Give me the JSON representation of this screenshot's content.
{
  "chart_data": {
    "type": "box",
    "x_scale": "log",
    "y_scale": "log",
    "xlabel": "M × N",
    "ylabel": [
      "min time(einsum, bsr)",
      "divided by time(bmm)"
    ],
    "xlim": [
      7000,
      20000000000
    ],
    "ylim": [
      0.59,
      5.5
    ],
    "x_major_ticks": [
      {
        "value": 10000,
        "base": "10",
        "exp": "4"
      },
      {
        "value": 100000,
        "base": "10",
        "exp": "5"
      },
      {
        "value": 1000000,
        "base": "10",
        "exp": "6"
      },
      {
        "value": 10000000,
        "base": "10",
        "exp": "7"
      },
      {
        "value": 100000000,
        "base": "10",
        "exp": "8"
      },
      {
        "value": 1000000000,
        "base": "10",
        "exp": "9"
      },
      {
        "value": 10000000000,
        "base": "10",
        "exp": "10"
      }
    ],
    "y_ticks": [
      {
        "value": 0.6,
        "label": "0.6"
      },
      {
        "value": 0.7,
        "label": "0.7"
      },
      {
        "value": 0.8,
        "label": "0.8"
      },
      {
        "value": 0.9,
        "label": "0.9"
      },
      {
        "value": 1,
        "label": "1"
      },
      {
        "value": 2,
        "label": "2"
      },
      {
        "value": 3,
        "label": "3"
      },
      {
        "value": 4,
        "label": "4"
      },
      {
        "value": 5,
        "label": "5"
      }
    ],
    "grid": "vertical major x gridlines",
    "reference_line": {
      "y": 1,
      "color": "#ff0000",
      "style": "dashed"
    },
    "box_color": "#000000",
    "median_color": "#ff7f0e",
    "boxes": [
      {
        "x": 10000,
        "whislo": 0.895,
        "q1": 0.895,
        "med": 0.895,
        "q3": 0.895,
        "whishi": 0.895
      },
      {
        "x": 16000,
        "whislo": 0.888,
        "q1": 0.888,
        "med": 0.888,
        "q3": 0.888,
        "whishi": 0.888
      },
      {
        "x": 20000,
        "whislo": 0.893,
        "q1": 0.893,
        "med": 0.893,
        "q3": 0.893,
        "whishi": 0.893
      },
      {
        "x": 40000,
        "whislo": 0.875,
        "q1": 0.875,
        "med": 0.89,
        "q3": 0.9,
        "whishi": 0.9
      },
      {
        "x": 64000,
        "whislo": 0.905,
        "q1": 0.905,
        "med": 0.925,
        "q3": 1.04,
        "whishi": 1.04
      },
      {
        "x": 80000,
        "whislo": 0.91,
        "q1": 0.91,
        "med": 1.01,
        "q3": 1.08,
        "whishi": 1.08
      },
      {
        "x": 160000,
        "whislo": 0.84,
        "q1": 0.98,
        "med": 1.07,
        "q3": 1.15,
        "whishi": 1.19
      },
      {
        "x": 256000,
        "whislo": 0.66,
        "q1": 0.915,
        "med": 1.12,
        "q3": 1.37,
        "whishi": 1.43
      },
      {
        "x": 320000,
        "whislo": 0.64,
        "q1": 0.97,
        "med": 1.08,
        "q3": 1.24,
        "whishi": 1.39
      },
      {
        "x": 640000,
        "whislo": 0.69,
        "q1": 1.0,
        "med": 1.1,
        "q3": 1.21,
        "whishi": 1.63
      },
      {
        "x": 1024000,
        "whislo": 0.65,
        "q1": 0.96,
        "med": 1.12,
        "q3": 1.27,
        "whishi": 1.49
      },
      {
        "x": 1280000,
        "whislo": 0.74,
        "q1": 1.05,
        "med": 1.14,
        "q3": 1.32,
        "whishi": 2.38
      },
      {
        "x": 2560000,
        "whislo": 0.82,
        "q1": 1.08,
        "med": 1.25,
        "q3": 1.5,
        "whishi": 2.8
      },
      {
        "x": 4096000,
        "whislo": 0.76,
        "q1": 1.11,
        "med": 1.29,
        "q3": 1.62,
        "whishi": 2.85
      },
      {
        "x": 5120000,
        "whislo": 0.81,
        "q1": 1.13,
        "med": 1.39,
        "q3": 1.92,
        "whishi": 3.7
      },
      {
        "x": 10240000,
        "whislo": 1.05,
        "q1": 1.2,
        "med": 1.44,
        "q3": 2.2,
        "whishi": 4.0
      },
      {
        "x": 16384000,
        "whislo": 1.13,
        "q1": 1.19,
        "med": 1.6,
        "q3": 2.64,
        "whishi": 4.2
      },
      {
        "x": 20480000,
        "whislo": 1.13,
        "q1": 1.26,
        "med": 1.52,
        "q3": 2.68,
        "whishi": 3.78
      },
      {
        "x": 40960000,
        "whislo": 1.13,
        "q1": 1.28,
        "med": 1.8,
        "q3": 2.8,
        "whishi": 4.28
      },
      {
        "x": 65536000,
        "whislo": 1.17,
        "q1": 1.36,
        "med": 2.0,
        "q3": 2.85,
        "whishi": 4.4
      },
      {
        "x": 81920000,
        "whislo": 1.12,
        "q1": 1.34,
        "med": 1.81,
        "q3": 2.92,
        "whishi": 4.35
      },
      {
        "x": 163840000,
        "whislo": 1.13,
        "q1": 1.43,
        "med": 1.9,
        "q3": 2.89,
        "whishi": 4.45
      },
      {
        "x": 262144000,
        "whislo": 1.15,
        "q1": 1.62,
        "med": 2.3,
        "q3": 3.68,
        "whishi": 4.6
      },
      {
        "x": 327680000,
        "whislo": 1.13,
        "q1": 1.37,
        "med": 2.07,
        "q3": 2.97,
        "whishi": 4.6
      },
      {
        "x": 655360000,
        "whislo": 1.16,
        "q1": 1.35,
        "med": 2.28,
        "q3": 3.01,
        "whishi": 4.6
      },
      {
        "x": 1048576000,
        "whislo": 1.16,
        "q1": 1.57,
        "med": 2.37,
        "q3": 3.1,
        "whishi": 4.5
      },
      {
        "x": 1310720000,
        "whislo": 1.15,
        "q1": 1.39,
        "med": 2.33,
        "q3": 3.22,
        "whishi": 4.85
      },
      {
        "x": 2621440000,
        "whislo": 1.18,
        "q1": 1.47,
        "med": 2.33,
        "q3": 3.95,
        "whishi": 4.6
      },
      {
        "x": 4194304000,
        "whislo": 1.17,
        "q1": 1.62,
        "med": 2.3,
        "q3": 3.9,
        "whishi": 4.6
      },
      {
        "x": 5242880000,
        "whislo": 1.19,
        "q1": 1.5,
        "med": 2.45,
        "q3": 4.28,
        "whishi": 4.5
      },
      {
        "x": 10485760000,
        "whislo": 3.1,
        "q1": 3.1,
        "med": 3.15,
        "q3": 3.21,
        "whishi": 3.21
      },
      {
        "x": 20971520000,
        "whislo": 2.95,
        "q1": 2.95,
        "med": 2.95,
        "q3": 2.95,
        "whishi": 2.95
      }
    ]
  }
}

··········

* YOUR OBJECTIVE *
Reproduce every line above without error.

* RESPONSE FOR THIS EXERCISE *
Give me the JSON representation of this screenshot's content.
{
  "chart_data": {
    "type": "box",
    "x_scale": "log",
    "y_scale": "log",
    "xlabel": "M × N",
    "ylabel": [
      "min time(einsum, bsr)",
      "divided by time(bmm)"
    ],
    "xlim": [
      7000,
      20000000000
    ],
    "ylim": [
      0.59,
      5.5
    ],
    "x_major_ticks": [
      {
        "value": 10000,
        "base": "10",
        "exp": "4"
      },
      {
        "value": 100000,
        "base": "10",
        "exp": "5"
      },
      {
        "value": 1000000,
        "base": "10",
        "exp": "6"
      },
      {
        "value": 10000000,
        "base": "10",
        "exp": "7"
      },
      {
        "value": 100000000,
        "base": "10",
        "exp": "8"
      },
      {
        "value": 1000000000,
        "base": "10",
        "exp": "9"
      },
      {
        "value": 10000000000,
        "base": "10",
        "exp": "10"
      }
    ],
    "y_ticks": [
      {
        "value": 0.6,
        "label": "0.6"
      },
      {
        "value": 0.7,
        "label": "0.7"
      },
      {
        "value": 0.8,
        "label": "0.8"
      },
      {
        "value": 0.9,
        "label": "0.9"
      },
      {
        "value": 1,
        "label": "1"
      },
      {
        "value": 2,
        "label": "2"
      },
      {
        "value": 3,
        "label": "3"
      },
      {
        "value": 4,
        "label": "4"
      },
      {
        "value": 5,
        "label": "5"
      }
    ],
    "grid": "vertical major x gridlines",
    "reference_line": {
      "y": 1,
      "color": "#ff0000",
      "style": "dashed"
    },
    "box_color": "#000000",
    "median_color": "#ff7f0e",
    "boxes": [
      {
        "x": 10000,
        "whislo": 0.895,
        "q1": 0.895,
        "med": 0.895,
        "q3": 0.895,
        "whishi": 0.895
      },
      {
        "x": 16000,
        "whislo": 0.888,
        "q1": 0.888,
        "med": 0.888,
        "q3": 0.888,
        "whishi": 0.888
      },
      {
        "x": 20000,
        "whislo": 0.893,
        "q1": 0.893,
        "med": 0.893,
        "q3": 0.893,
        "whishi": 0.893
      },
      {
        "x": 40000,
        "whislo": 0.875,
        "q1": 0.875,
        "med": 0.89,
        "q3": 0.9,
        "whishi": 0.9
      },
      {
        "x": 64000,
        "whislo": 0.905,
        "q1": 0.905,
        "med": 0.925,
        "q3": 1.04,
        "whishi": 1.04
      },
      {
        "x": 80000,
        "whislo": 0.91,
        "q1": 0.91,
        "med": 1.01,
        "q3": 1.08,
        "whishi": 1.08
      },
      {
        "x": 160000,
        "whislo": 0.84,
        "q1": 0.98,
        "med": 1.07,
        "q3": 1.15,
        "whishi": 1.19
      },
      {
        "x": 256000,
        "whislo": 0.66,
        "q1": 0.915,
        "med": 1.12,
        "q3": 1.37,
        "whishi": 1.43
      },
      {
        "x": 320000,
        "whislo": 0.64,
        "q1": 0.97,
        "med": 1.08,
        "q3": 1.24,
        "whishi": 1.39
      },
      {
        "x": 640000,
        "whislo": 0.69,
        "q1": 1.0,
        "med": 1.1,
        "q3": 1.21,
        "whishi": 1.63
      },
      {
        "x": 1024000,
        "whislo": 0.65,
        "q1": 0.96,
        "med": 1.12,
        "q3": 1.27,
        "whishi": 1.49
      },
      {
        "x": 1280000,
        "whislo": 0.74,
        "q1": 1.05,
        "med": 1.14,
        "q3": 1.32,
        "whishi": 2.38
      },
      {
        "x": 2560000,
        "whislo": 0.82,
        "q1": 1.08,
        "med": 1.25,
        "q3": 1.5,
        "whishi": 2.8
      },
      {
        "x": 4096000,
        "whislo": 0.76,
        "q1": 1.11,
        "med": 1.29,
        "q3": 1.62,
        "whishi": 2.85
      },
      {
        "x": 5120000,
        "whislo": 0.81,
        "q1": 1.13,
        "med": 1.39,
        "q3": 1.92,
        "whishi": 3.7
      },
      {
        "x": 10240000,
        "whislo": 1.05,
        "q1": 1.2,
        "med": 1.44,
        "q3": 2.2,
        "whishi": 4.0
      },
      {
        "x": 16384000,
        "whislo": 1.13,
        "q1": 1.19,
        "med": 1.6,
        "q3": 2.64,
        "whishi": 4.2
      },
      {
        "x": 20480000,
        "whislo": 1.13,
        "q1": 1.26,
        "med": 1.52,
        "q3": 2.68,
        "whishi": 3.78
      },
      {
        "x": 40960000,
        "whislo": 1.13,
        "q1": 1.28,
        "med": 1.8,
        "q3": 2.8,
        "whishi": 4.28
      },
      {
        "x": 65536000,
        "whislo": 1.17,
        "q1": 1.36,
        "med": 2.0,
        "q3": 2.85,
        "whishi": 4.4
      },
      {
        "x": 81920000,
        "whislo": 1.12,
        "q1": 1.34,
        "med": 1.81,
        "q3": 2.92,
        "whishi": 4.35
      },
      {
        "x": 163840000,
        "whislo": 1.13,
        "q1": 1.43,
        "med": 1.9,
        "q3": 2.89,
        "whishi": 4.45
      },
      {
        "x": 262144000,
        "whislo": 1.15,
        "q1": 1.62,
        "med": 2.3,
        "q3": 3.68,
        "whishi": 4.6
      },
      {
        "x": 327680000,
        "whislo": 1.13,
        "q1": 1.37,
        "med": 2.07,
        "q3": 2.97,
        "whishi": 4.6
      },
      {
        "x": 655360000,
        "whislo": 1.16,
        "q1": 1.35,
        "med": 2.28,
        "q3": 3.01,
        "whishi": 4.6
      },
      {
        "x": 1048576000,
        "whislo": 1.16,
        "q1": 1.57,
        "med": 2.37,
        "q3": 3.1,
        "whishi": 4.5
      },
      {
        "x": 1310720000,
        "whislo": 1.15,
        "q1": 1.39,
        "med": 2.33,
        "q3": 3.22,
        "whishi": 4.85
      },
      {
        "x": 2621440000,
        "whislo": 1.18,
        "q1": 1.47,
        "med": 2.33,
        "q3": 3.95,
        "whishi": 4.6
      },
      {
        "x": 4194304000,
        "whislo": 1.17,
        "q1": 1.62,
        "med": 2.3,
        "q3": 3.9,
        "whishi": 4.6
      },
      {
        "x": 5242880000,
        "whislo": 1.19,
        "q1": 1.5,
        "med": 2.45,
        "q3": 4.28,
        "whishi": 4.5
      },
      {
        "x": 10485760000,
        "whislo": 3.1,
        "q1": 3.1,
        "med": 3.15,
        "q3": 3.21,
        "whishi": 3.21
      },
      {
        "x": 20971520000,
        "whislo": 2.95,
        "q1": 2.95,
        "med": 2.95,
        "q3": 2.95,
        "whishi": 2.95
      }
    ]
  }
}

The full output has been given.